## TASK OBJECTIVE
Copy the lines below word for word, starting at the first line and ending at the line that contains "appendix-line: по предоставлению".

## DATA ENTRIES
____________
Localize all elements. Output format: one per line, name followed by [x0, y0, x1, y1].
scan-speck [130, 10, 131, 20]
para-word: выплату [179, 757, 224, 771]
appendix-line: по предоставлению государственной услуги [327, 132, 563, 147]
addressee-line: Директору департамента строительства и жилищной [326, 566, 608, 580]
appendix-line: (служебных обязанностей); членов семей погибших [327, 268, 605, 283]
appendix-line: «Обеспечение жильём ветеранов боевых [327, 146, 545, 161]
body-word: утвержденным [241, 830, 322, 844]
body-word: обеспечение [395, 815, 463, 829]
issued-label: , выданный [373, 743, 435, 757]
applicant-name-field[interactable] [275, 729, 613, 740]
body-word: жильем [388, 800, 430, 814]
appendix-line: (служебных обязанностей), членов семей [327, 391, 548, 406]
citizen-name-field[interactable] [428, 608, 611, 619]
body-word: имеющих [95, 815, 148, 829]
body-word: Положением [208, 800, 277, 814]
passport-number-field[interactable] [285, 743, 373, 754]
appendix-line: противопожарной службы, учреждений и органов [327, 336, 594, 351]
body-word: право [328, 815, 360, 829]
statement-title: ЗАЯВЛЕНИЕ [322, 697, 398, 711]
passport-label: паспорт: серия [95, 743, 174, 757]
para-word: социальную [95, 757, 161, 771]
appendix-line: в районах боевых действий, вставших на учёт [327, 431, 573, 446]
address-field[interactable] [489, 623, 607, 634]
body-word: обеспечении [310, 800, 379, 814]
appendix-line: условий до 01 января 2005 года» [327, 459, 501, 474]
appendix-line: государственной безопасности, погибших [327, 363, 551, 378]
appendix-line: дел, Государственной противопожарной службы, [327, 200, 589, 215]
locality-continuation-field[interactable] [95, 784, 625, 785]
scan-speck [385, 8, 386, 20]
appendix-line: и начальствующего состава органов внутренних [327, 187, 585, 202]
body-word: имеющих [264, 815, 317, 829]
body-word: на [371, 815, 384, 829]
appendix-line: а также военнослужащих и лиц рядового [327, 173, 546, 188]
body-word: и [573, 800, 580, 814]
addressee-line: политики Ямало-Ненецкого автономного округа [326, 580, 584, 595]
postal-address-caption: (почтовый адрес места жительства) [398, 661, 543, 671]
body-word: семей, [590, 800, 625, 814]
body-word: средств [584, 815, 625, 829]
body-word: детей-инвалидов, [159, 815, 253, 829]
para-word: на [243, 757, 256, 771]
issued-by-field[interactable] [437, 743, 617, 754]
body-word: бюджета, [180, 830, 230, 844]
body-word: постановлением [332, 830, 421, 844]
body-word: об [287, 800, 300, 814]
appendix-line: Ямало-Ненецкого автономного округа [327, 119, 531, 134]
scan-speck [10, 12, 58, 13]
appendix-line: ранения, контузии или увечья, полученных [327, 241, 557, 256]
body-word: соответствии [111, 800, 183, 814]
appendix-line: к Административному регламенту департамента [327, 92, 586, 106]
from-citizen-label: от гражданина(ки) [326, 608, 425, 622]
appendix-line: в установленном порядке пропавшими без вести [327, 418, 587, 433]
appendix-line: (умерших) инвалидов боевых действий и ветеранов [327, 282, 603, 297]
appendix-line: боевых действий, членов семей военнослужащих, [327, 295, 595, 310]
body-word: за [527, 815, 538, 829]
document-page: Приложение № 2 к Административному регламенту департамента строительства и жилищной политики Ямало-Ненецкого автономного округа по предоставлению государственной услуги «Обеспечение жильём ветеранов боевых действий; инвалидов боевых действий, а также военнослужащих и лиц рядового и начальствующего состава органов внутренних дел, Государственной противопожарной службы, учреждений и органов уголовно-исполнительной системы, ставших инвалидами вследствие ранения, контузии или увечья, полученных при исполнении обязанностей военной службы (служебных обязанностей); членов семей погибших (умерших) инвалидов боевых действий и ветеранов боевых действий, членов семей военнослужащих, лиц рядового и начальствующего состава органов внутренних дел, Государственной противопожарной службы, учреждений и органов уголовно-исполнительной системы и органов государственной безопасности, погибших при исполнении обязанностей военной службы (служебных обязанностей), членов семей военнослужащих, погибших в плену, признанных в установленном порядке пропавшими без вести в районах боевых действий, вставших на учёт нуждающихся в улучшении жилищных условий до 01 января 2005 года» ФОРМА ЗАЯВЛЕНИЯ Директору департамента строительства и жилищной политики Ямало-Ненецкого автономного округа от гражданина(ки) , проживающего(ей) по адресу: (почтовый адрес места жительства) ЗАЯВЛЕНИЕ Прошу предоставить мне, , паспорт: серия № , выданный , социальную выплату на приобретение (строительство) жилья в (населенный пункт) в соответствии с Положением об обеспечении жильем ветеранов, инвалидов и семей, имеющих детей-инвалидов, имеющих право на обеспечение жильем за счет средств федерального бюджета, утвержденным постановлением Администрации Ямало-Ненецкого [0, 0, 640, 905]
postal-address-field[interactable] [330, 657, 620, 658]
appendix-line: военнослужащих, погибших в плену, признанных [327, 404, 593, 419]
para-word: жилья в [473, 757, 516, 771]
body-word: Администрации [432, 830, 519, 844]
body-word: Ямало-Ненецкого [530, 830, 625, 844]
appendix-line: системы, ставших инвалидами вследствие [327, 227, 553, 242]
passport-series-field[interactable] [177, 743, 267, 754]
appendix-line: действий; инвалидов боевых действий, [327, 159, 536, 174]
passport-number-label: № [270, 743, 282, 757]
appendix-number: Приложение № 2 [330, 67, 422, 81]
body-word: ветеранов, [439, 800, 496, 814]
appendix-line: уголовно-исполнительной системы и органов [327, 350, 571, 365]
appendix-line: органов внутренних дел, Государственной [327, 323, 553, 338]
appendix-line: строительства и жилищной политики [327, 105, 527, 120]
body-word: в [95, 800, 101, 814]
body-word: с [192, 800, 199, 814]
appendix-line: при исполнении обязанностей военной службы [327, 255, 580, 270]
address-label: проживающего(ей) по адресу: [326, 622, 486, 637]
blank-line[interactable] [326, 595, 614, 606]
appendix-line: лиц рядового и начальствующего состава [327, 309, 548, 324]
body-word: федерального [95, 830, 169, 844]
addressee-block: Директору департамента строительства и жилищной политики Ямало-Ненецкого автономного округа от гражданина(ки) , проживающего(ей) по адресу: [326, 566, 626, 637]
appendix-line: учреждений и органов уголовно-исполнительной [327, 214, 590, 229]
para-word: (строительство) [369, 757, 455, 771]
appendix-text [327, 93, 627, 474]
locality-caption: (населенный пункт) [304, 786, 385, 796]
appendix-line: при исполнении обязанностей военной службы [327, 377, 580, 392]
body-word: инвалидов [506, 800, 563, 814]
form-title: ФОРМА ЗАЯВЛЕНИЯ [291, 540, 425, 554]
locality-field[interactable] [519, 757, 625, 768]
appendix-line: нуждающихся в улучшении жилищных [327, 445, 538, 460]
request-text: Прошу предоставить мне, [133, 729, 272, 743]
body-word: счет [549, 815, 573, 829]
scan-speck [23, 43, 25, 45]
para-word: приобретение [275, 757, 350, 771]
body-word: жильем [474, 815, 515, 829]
____________
## WORKED ANSWER
Localize all elements. Output format: one per line, name followed by [x0, y0, x1, y1].
scan-speck [130, 10, 131, 20]
para-word: выплату [179, 757, 224, 771]
appendix-line: по предоставлению государственной услуги [327, 132, 563, 147]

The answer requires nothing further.